> **Supplied entries**:
───

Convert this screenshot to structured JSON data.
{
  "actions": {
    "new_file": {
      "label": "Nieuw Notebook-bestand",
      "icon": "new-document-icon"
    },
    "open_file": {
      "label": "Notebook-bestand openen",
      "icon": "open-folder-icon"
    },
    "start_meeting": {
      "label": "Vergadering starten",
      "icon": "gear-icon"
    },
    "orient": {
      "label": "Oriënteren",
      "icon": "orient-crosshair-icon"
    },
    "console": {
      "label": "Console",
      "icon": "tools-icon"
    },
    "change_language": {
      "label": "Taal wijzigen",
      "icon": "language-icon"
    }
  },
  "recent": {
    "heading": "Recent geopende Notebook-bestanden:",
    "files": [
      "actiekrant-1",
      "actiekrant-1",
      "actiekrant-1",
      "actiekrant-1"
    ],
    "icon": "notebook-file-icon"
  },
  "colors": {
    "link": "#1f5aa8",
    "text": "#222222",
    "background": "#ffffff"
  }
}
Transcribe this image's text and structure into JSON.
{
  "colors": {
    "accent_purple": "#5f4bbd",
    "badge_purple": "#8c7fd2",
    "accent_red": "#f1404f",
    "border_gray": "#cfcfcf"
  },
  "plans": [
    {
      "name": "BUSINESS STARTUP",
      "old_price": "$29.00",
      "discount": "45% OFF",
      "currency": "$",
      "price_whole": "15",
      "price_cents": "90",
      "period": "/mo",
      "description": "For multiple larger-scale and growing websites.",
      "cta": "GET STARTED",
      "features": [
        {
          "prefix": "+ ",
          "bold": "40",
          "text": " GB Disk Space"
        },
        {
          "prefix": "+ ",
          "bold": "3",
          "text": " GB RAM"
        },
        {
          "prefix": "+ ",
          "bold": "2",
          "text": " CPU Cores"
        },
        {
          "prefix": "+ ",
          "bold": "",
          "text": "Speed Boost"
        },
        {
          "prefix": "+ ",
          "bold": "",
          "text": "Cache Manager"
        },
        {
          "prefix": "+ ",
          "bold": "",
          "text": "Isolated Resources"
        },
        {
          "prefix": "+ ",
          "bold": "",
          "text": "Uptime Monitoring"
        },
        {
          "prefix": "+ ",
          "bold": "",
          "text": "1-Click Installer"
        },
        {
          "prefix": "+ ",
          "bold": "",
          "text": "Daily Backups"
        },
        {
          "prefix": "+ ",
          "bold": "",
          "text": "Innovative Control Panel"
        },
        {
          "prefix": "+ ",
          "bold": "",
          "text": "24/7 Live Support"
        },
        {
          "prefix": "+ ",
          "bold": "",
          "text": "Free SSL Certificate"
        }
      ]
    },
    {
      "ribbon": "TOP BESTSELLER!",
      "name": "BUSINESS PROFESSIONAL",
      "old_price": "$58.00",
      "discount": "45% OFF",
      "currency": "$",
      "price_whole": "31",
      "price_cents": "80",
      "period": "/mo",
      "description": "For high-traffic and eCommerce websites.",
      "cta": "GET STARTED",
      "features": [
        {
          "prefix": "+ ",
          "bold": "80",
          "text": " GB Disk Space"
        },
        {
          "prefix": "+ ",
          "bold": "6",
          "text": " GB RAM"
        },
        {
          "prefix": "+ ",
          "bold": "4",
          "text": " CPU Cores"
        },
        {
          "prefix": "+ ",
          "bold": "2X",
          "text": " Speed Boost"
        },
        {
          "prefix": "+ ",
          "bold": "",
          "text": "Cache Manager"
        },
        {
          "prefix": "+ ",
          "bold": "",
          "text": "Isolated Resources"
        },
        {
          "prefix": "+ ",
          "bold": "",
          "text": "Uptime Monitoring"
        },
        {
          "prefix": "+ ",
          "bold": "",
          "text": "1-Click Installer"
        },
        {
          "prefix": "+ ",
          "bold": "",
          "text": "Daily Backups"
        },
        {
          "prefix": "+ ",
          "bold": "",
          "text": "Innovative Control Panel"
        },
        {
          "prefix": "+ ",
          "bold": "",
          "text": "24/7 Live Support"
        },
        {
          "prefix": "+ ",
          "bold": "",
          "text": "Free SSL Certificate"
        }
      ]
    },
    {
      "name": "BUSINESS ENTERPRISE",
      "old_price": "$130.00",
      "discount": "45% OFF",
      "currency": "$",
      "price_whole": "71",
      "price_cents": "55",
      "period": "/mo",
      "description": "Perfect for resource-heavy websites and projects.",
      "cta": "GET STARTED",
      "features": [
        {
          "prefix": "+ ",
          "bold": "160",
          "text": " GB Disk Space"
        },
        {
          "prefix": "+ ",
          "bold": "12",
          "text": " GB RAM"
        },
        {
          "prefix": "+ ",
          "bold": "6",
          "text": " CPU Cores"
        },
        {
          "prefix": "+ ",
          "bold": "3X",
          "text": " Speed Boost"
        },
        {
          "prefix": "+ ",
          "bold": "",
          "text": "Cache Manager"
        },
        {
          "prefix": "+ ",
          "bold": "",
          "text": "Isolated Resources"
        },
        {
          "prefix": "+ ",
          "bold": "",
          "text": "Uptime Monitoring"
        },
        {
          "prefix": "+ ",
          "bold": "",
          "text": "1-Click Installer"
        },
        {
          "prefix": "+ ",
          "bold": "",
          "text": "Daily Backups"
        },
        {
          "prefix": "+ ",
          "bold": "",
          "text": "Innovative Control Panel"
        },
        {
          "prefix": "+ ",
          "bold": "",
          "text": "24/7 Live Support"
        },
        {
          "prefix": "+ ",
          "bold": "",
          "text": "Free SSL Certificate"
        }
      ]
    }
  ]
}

───

> **Your task**: Every record should be repeated exactly; please leave none out.

> **Solution below**:
Convert this screenshot to structured JSON data.
{
  "actions": {
    "new_file": {
      "label": "Nieuw Notebook-bestand",
      "icon": "new-document-icon"
    },
    "open_file": {
      "label": "Notebook-bestand openen",
      "icon": "open-folder-icon"
    },
    "start_meeting": {
      "label": "Vergadering starten",
      "icon": "gear-icon"
    },
    "orient": {
      "label": "Oriënteren",
      "icon": "orient-crosshair-icon"
    },
    "console": {
      "label": "Console",
      "icon": "tools-icon"
    },
    "change_language": {
      "label": "Taal wijzigen",
      "icon": "language-icon"
    }
  },
  "recent": {
    "heading": "Recent geopende Notebook-bestanden:",
    "files": [
      "actiekrant-1",
      "actiekrant-1",
      "actiekrant-1",
      "actiekrant-1"
    ],
    "icon": "notebook-file-icon"
  },
  "colors": {
    "link": "#1f5aa8",
    "text": "#222222",
    "background": "#ffffff"
  }
}
Transcribe this image's text and structure into JSON.
{
  "colors": {
    "accent_purple": "#5f4bbd",
    "badge_purple": "#8c7fd2",
    "accent_red": "#f1404f",
    "border_gray": "#cfcfcf"
  },
  "plans": [
    {
      "name": "BUSINESS STARTUP",
      "old_price": "$29.00",
      "discount": "45% OFF",
      "currency": "$",
      "price_whole": "15",
      "price_cents": "90",
      "period": "/mo",
      "description": "For multiple larger-scale and growing websites.",
      "cta": "GET STARTED",
      "features": [
        {
          "prefix": "+ ",
          "bold": "40",
          "text": " GB Disk Space"
        },
        {
          "prefix": "+ ",
          "bold": "3",
          "text": " GB RAM"
        },
        {
          "prefix": "+ ",
          "bold": "2",
          "text": " CPU Cores"
        },
        {
          "prefix": "+ ",
          "bold": "",
          "text": "Speed Boost"
        },
        {
          "prefix": "+ ",
          "bold": "",
          "text": "Cache Manager"
        },
        {
          "prefix": "+ ",
          "bold": "",
          "text": "Isolated Resources"
        },
        {
          "prefix": "+ ",
          "bold": "",
          "text": "Uptime Monitoring"
        },
        {
          "prefix": "+ ",
          "bold": "",
          "text": "1-Click Installer"
        },
        {
          "prefix": "+ ",
          "bold": "",
          "text": "Daily Backups"
        },
        {
          "prefix": "+ ",
          "bold": "",
          "text": "Innovative Control Panel"
        },
        {
          "prefix": "+ ",
          "bold": "",
          "text": "24/7 Live Support"
        },
        {
          "prefix": "+ ",
          "bold": "",
          "text": "Free SSL Certificate"
        }
      ]
    },
    {
      "ribbon": "TOP BESTSELLER!",
      "name": "BUSINESS PROFESSIONAL",
      "old_price": "$58.00",
      "discount": "45% OFF",
      "currency": "$",
      "price_whole": "31",
      "price_cents": "80",
      "period": "/mo",
      "description": "For high-traffic and eCommerce websites.",
      "cta": "GET STARTED",
      "features": [
        {
          "prefix": "+ ",
          "bold": "80",
          "text": " GB Disk Space"
        },
        {
          "prefix": "+ ",
          "bold": "6",
          "text": " GB RAM"
        },
        {
          "prefix": "+ ",
          "bold": "4",
          "text": " CPU Cores"
        },
        {
          "prefix": "+ ",
          "bold": "2X",
          "text": " Speed Boost"
        },
        {
          "prefix": "+ ",
          "bold": "",
          "text": "Cache Manager"
        },
        {
          "prefix": "+ ",
          "bold": "",
          "text": "Isolated Resources"
        },
        {
          "prefix": "+ ",
          "bold": "",
          "text": "Uptime Monitoring"
        },
        {
          "prefix": "+ ",
          "bold": "",
          "text": "1-Click Installer"
        },
        {
          "prefix": "+ ",
          "bold": "",
          "text": "Daily Backups"
        },
        {
          "prefix": "+ ",
          "bold": "",
          "text": "Innovative Control Panel"
        },
        {
          "prefix": "+ ",
          "bold": "",
          "text": "24/7 Live Support"
        },
        {
          "prefix": "+ ",
          "bold": "",
          "text": "Free SSL Certificate"
        }
      ]
    },
    {
      "name": "BUSINESS ENTERPRISE",
      "old_price": "$130.00",
      "discount": "45% OFF",
      "currency": "$",
      "price_whole": "71",
      "price_cents": "55",
      "period": "/mo",
      "description": "Perfect for resource-heavy websites and projects.",
      "cta": "GET STARTED",
      "features": [
        {
          "prefix": "+ ",
          "bold": "160",
          "text": " GB Disk Space"
        },
        {
          "prefix": "+ ",
          "bold": "12",
          "text": " GB RAM"
        },
        {
          "prefix": "+ ",
          "bold": "6",
          "text": " CPU Cores"
        },
        {
          "prefix": "+ ",
          "bold": "3X",
          "text": " Speed Boost"
        },
        {
          "prefix": "+ ",
          "bold": "",
          "text": "Cache Manager"
        },
        {
          "prefix": "+ ",
          "bold": "",
          "text": "Isolated Resources"
        },
        {
          "prefix": "+ ",
          "bold": "",
          "text": "Uptime Monitoring"
        },
        {
          "prefix": "+ ",
          "bold": "",
          "text": "1-Click Installer"
        },
        {
          "prefix": "+ ",
          "bold": "",
          "text": "Daily Backups"
        },
        {
          "prefix": "+ ",
          "bold": "",
          "text": "Innovative Control Panel"
        },
        {
          "prefix": "+ ",
          "bold": "",
          "text": "24/7 Live Support"
        },
        {
          "prefix": "+ ",
          "bold": "",
          "text": "Free SSL Certificate"
        }
      ]
    }
  ]
}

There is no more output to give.